TASK DETAILS
Reproduce the listing that follows with no differences at all.
====== EXTRACTED RECORDS
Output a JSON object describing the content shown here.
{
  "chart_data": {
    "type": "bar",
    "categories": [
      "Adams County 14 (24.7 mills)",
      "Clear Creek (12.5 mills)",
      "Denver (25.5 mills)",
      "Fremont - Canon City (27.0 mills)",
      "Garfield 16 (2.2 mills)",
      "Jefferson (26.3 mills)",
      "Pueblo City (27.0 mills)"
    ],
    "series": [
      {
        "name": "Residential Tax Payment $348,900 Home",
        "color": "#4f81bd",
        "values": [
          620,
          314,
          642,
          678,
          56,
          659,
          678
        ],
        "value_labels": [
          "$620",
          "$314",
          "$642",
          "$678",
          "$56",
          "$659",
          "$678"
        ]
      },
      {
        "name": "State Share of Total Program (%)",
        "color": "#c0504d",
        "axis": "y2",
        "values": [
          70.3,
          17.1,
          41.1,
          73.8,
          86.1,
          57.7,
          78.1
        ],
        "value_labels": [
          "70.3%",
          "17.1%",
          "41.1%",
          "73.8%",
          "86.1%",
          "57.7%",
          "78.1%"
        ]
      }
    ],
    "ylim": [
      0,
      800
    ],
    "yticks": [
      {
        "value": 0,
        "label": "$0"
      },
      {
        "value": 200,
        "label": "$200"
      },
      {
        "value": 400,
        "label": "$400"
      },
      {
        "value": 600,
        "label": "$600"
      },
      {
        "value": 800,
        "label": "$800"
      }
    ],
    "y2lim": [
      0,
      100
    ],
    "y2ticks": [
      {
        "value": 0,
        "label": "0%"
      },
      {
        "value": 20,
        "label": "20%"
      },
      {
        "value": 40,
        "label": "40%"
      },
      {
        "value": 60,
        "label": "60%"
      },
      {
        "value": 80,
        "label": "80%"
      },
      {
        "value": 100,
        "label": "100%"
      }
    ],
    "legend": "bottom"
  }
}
============
EXERCISE ANSWER
Output a JSON object describing the content shown here.
{
  "chart_data": {
    "type": "bar",
    "categories": [
      "Adams County 14 (24.7 mills)",
      "Clear Creek (12.5 mills)",
      "Denver (25.5 mills)",
      "Fremont - Canon City (27.0 mills)",
      "Garfield 16 (2.2 mills)",
      "Jefferson (26.3 mills)",
      "Pueblo City (27.0 mills)"
    ],
    "series": [
      {
        "name": "Residential Tax Payment $348,900 Home",
        "color": "#4f81bd",
        "values": [
          620,
          314,
          642,
          678,
          56,
          659,
          678
        ],
        "value_labels": [
          "$620",
          "$314",
          "$642",
          "$678",
          "$56",
          "$659",
          "$678"
        ]
      },
      {
        "name": "State Share of Total Program (%)",
        "color": "#c0504d",
        "axis": "y2",
        "values": [
          70.3,
          17.1,
          41.1,
          73.8,
          86.1,
          57.7,
          78.1
        ],
        "value_labels": [
          "70.3%",
          "17.1%",
          "41.1%",
          "73.8%",
          "86.1%",
          "57.7%",
          "78.1%"
        ]
      }
    ],
    "ylim": [
      0,
      800
    ],
    "yticks": [
      {
        "value": 0,
        "label": "$0"
      },
      {
        "value": 200,
        "label": "$200"
      },
      {
        "value": 400,
        "label": "$400"
      },
      {
        "value": 600,
        "label": "$600"
      },
      {
        "value": 800,
        "label": "$800"
      }
    ],
    "y2lim": [
      0,
      100
    ],
    "y2ticks": [
      {
        "value": 0,
        "label": "0%"
      },
      {
        "value": 20,
        "label": "20%"
      },
      {
        "value": 40,
        "label": "40%"
      },
      {
        "value": 60,
        "label": "60%"
      },
      {
        "value": 80,
        "label": "80%"
      },
      {
        "value": 100,
        "label": "100%"
      }
    ],
    "legend": "bottom"
  }
}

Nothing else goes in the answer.